WHAT TO DO: Restate all of the data exactly.

-- Begin --

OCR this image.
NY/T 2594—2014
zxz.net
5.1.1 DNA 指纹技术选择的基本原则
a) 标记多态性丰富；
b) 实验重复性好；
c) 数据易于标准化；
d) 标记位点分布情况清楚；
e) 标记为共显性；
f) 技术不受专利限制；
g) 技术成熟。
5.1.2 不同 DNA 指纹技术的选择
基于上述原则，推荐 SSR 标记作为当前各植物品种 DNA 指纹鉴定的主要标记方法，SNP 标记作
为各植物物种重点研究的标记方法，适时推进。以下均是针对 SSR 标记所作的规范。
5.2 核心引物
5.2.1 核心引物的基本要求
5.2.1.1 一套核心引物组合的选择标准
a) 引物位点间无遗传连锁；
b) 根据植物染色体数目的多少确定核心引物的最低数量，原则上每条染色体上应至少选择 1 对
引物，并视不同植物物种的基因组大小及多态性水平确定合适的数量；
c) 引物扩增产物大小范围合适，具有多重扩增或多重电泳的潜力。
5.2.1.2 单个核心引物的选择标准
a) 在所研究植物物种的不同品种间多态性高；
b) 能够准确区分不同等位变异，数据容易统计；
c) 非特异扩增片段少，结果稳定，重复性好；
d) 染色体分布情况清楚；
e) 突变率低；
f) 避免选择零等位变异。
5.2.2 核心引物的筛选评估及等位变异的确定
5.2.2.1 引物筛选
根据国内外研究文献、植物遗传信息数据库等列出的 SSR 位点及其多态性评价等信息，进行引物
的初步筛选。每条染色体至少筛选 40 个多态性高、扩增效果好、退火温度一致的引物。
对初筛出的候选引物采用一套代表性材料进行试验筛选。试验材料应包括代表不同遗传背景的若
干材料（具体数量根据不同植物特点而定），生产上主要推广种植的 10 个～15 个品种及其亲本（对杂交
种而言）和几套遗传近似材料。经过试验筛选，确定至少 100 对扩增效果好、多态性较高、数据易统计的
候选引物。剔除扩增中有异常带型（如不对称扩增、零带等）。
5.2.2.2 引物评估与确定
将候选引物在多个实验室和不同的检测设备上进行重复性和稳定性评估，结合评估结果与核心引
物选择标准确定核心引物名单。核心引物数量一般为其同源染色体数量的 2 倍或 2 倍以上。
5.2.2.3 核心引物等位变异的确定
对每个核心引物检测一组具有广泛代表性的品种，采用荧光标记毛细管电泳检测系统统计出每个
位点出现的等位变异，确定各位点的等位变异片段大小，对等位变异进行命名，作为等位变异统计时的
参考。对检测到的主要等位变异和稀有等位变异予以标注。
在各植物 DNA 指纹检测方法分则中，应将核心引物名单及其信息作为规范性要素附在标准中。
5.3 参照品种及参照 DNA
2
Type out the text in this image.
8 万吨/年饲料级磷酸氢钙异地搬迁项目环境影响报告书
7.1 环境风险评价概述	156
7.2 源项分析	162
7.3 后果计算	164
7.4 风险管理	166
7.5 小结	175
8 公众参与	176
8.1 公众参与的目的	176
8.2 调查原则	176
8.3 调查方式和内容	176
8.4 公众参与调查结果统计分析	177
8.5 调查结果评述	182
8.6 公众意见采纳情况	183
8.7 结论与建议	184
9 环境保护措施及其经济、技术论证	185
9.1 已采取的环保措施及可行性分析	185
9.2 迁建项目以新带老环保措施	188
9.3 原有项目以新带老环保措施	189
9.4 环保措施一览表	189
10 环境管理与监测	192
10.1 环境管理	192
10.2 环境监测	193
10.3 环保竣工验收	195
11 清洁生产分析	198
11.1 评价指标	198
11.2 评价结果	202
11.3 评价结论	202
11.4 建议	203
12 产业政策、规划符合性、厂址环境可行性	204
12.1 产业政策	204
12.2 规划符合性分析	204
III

-- End --

RESPONSE BELOW:
OCR this image.
NY/T 2594—2014
zxz.net
5.1.1 DNA 指纹技术选择的基本原则
a) 标记多态性丰富；
b) 实验重复性好；
c) 数据易于标准化；
d) 标记位点分布情况清楚；
e) 标记为共显性；
f) 技术不受专利限制；
g) 技术成熟。
5.1.2 不同 DNA 指纹技术的选择
基于上述原则，推荐 SSR 标记作为当前各植物品种 DNA 指纹鉴定的主要标记方法，SNP 标记作
为各植物物种重点研究的标记方法，适时推进。以下均是针对 SSR 标记所作的规范。
5.2 核心引物
5.2.1 核心引物的基本要求
5.2.1.1 一套核心引物组合的选择标准
a) 引物位点间无遗传连锁；
b) 根据植物染色体数目的多少确定核心引物的最低数量，原则上每条染色体上应至少选择 1 对
引物，并视不同植物物种的基因组大小及多态性水平确定合适的数量；
c) 引物扩增产物大小范围合适，具有多重扩增或多重电泳的潜力。
5.2.1.2 单个核心引物的选择标准
a) 在所研究植物物种的不同品种间多态性高；
b) 能够准确区分不同等位变异，数据容易统计；
c) 非特异扩增片段少，结果稳定，重复性好；
d) 染色体分布情况清楚；
e) 突变率低；
f) 避免选择零等位变异。
5.2.2 核心引物的筛选评估及等位变异的确定
5.2.2.1 引物筛选
根据国内外研究文献、植物遗传信息数据库等列出的 SSR 位点及其多态性评价等信息，进行引物
的初步筛选。每条染色体至少筛选 40 个多态性高、扩增效果好、退火温度一致的引物。
对初筛出的候选引物采用一套代表性材料进行试验筛选。试验材料应包括代表不同遗传背景的若
干材料（具体数量根据不同植物特点而定），生产上主要推广种植的 10 个～15 个品种及其亲本（对杂交
种而言）和几套遗传近似材料。经过试验筛选，确定至少 100 对扩增效果好、多态性较高、数据易统计的
候选引物。剔除扩增中有异常带型（如不对称扩增、零带等）。
5.2.2.2 引物评估与确定
将候选引物在多个实验室和不同的检测设备上进行重复性和稳定性评估，结合评估结果与核心引
物选择标准确定核心引物名单。核心引物数量一般为其同源染色体数量的 2 倍或 2 倍以上。
5.2.2.3 核心引物等位变异的确定
对每个核心引物检测一组具有广泛代表性的品种，采用荧光标记毛细管电泳检测系统统计出每个
位点出现的等位变异，确定各位点的等位变异片段大小，对等位变异进行命名，作为等位变异统计时的
参考。对检测到的主要等位变异和稀有等位变异予以标注。
在各植物 DNA 指纹检测方法分则中，应将核心引物名单及其信息作为规范性要素附在标准中。
5.3 参照品种及参照 DNA
2
Type out the text in this image.
8 万吨/年饲料级磷酸氢钙异地搬迁项目环境影响报告书
7.1 环境风险评价概述	156
7.2 源项分析	162
7.3 后果计算	164
7.4 风险管理	166
7.5 小结	175
8 公众参与	176
8.1 公众参与的目的	176
8.2 调查原则	176
8.3 调查方式和内容	176
8.4 公众参与调查结果统计分析	177
8.5 调查结果评述	182
8.6 公众意见采纳情况	183
8.7 结论与建议	184
9 环境保护措施及其经济、技术论证	185
9.1 已采取的环保措施及可行性分析	185
9.2 迁建项目以新带老环保措施	188
9.3 原有项目以新带老环保措施	189
9.4 环保措施一览表	189
10 环境管理与监测	192
10.1 环境管理	192
10.2 环境监测	193
10.3 环保竣工验收	195
11 清洁生产分析	198
11.1 评价指标	198
11.2 评价结果	202
11.3 评价结论	202
11.4 建议	203
12 产业政策、规划符合性、厂址环境可行性	204
12.1 产业政策	204
12.2 规划符合性分析	204
III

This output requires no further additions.